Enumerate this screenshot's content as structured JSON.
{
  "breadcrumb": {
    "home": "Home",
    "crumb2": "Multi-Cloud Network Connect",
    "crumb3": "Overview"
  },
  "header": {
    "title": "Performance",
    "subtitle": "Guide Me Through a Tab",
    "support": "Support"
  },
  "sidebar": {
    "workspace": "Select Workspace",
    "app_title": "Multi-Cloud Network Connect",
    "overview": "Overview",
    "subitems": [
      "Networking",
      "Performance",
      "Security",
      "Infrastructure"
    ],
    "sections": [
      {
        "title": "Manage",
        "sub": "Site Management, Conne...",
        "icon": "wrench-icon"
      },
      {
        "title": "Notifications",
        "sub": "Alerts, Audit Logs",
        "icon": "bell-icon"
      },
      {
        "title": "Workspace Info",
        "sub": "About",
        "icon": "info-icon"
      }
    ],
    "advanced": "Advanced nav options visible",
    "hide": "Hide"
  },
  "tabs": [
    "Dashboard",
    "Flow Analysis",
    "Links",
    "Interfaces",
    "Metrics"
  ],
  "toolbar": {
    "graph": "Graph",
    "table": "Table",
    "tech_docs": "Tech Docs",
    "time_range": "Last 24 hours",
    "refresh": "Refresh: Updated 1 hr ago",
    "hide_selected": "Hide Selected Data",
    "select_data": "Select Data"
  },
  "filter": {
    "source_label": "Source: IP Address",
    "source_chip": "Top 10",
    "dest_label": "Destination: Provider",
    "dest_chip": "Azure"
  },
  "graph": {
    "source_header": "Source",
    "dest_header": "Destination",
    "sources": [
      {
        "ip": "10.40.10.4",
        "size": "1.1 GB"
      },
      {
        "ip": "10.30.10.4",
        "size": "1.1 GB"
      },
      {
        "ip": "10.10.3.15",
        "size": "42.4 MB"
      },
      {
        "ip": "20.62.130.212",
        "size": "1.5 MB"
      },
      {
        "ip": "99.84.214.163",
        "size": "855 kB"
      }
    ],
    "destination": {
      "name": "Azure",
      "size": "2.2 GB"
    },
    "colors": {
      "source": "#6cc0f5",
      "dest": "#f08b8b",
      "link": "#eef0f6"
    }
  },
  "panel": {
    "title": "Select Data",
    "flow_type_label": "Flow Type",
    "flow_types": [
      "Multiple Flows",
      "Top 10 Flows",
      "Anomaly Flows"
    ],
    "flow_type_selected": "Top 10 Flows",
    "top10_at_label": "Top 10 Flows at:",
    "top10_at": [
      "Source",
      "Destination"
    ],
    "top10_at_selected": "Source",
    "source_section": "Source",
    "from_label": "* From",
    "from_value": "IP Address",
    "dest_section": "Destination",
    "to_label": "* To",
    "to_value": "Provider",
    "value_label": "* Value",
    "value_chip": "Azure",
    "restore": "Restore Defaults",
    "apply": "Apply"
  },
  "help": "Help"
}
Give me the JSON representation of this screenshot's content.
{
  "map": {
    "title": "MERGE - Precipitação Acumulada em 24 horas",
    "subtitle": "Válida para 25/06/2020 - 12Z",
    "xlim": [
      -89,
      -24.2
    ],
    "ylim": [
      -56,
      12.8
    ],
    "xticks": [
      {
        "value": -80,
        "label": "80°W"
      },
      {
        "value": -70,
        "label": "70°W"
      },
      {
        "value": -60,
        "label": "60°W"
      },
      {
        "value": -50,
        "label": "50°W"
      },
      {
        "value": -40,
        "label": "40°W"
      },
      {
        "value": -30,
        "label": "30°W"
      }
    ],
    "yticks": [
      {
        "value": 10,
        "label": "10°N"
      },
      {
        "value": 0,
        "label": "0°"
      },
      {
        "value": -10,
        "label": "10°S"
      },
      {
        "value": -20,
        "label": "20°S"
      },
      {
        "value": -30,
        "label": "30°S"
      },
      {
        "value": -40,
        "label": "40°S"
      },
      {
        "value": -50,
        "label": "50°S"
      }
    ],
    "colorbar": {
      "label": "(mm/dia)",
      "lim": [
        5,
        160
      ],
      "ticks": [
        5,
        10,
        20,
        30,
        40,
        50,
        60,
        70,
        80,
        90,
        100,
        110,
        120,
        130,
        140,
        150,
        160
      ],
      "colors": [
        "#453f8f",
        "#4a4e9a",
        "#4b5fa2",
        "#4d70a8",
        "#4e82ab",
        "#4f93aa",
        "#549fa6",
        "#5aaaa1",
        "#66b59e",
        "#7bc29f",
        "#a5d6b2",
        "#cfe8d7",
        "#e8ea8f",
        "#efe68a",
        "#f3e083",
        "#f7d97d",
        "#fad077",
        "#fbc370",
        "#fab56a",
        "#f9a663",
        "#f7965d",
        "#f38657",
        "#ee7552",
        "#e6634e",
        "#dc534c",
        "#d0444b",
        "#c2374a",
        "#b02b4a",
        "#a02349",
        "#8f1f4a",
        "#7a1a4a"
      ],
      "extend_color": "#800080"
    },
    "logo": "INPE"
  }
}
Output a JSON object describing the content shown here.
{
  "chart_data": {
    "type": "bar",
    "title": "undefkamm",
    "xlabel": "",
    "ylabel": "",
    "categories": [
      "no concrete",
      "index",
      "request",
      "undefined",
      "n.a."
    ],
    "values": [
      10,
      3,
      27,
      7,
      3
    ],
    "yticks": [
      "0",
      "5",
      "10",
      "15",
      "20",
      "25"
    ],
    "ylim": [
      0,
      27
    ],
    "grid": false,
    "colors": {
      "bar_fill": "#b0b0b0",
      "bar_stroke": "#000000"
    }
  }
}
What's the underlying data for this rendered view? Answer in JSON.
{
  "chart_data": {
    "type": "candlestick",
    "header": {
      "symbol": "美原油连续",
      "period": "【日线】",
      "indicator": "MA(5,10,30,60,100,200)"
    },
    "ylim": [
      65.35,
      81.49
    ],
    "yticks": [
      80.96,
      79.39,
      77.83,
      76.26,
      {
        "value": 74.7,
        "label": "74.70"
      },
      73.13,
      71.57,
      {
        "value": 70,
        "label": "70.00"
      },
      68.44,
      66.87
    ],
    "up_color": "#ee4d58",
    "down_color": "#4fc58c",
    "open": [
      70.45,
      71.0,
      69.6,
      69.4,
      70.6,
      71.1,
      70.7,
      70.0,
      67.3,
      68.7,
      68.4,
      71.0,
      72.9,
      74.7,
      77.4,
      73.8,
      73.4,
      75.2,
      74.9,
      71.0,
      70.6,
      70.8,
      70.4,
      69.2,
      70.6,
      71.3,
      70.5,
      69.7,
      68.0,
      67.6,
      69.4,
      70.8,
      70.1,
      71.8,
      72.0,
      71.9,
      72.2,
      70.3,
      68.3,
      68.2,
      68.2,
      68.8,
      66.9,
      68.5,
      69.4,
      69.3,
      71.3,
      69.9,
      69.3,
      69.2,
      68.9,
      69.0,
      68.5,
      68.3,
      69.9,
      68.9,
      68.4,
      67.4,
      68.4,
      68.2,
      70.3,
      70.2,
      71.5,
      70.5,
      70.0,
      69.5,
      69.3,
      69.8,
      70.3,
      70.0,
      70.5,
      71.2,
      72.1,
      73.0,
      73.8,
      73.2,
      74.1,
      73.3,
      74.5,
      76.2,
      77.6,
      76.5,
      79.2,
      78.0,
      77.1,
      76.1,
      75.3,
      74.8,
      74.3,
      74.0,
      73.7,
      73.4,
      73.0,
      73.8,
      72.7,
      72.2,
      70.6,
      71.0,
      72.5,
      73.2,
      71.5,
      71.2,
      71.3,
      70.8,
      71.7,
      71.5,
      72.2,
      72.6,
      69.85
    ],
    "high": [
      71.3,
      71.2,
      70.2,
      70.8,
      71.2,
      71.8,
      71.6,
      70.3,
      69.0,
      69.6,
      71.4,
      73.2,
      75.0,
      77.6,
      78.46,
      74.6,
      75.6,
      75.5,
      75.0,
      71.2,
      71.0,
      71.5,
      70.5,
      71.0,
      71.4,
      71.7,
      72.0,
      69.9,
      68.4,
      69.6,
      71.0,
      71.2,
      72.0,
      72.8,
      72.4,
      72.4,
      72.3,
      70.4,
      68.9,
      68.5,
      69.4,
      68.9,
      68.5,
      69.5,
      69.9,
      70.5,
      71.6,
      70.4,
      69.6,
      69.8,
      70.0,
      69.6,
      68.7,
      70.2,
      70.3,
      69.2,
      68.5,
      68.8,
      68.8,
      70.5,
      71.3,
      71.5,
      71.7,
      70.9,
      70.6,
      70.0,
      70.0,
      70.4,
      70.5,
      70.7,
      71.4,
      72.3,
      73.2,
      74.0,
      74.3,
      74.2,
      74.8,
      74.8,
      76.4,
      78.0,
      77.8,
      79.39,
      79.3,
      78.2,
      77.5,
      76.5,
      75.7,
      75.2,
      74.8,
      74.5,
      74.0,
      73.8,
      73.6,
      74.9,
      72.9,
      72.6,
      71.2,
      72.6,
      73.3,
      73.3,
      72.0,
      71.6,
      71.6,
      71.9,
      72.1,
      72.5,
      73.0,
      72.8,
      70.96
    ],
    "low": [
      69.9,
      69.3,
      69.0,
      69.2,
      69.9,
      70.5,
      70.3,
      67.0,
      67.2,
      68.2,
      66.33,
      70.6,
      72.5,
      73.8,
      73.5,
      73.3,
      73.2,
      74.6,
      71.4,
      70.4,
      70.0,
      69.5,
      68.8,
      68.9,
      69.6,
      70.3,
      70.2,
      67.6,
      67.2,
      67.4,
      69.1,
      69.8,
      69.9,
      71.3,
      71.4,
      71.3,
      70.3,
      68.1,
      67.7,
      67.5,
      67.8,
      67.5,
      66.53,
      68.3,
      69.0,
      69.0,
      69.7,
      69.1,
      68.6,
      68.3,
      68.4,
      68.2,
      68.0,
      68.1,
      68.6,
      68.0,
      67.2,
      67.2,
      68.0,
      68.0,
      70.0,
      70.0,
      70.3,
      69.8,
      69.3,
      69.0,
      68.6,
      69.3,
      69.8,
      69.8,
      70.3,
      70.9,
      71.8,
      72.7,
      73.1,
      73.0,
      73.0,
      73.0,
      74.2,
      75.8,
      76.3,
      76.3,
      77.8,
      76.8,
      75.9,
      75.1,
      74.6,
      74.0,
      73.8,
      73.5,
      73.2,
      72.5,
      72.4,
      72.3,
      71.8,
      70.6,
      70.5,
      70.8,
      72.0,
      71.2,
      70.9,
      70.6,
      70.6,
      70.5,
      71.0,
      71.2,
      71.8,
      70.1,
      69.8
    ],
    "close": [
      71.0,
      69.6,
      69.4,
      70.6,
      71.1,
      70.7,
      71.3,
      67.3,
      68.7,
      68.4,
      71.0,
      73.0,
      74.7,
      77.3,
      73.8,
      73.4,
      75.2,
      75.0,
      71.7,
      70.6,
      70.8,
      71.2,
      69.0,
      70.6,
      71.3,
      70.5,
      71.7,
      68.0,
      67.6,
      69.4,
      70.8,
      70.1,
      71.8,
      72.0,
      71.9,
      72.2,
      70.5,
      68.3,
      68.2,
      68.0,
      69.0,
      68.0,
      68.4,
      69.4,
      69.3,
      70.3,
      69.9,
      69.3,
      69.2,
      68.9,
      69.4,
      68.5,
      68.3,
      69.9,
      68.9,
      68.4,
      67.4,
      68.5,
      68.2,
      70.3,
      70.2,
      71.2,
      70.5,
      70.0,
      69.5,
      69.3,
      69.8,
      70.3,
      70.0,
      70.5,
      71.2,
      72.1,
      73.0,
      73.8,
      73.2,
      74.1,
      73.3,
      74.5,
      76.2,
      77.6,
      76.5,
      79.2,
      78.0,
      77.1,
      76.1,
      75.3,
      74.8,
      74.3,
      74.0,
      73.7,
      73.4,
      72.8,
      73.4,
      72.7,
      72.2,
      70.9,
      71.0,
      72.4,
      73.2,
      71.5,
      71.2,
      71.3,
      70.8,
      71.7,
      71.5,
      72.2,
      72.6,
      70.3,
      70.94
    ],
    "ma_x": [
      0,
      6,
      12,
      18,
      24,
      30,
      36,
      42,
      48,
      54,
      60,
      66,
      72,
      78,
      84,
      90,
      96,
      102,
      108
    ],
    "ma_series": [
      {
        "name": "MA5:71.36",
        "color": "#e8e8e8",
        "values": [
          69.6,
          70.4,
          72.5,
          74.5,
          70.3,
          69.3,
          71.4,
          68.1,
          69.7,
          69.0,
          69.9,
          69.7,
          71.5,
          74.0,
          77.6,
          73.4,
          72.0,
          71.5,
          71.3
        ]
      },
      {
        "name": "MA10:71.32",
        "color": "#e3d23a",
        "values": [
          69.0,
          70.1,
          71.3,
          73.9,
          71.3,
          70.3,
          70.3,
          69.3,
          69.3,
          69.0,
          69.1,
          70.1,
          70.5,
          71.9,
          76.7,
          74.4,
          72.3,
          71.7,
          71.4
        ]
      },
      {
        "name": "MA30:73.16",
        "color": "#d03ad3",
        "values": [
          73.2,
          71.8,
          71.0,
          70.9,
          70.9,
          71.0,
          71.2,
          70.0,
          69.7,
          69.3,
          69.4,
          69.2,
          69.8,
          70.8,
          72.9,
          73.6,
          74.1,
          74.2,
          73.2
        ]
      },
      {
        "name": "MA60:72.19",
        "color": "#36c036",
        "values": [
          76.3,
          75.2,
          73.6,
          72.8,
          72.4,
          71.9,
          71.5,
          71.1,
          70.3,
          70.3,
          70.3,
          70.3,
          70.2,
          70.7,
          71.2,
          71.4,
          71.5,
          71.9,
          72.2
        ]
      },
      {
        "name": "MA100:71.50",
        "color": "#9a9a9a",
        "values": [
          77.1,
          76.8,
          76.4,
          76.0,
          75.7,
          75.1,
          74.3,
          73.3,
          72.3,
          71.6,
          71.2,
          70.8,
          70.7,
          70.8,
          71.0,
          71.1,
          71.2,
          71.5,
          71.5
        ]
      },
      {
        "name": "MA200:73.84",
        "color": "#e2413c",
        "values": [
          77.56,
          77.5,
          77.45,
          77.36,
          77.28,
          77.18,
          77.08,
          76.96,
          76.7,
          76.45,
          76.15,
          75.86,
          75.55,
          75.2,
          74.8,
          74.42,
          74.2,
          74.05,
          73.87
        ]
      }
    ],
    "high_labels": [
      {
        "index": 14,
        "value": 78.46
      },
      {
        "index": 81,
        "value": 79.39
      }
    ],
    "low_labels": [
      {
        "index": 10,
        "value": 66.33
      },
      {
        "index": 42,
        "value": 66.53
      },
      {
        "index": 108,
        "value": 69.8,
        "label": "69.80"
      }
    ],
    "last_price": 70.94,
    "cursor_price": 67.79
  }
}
######
• _WHAT IS NEEDED_
Copy, from the material, each line that holds the string "Cloud".

• _PROBLEM SOLUTION_
    "crumb2": "Multi-Cloud Network Connect",
    "app_title": "Multi-Cloud Network Connect",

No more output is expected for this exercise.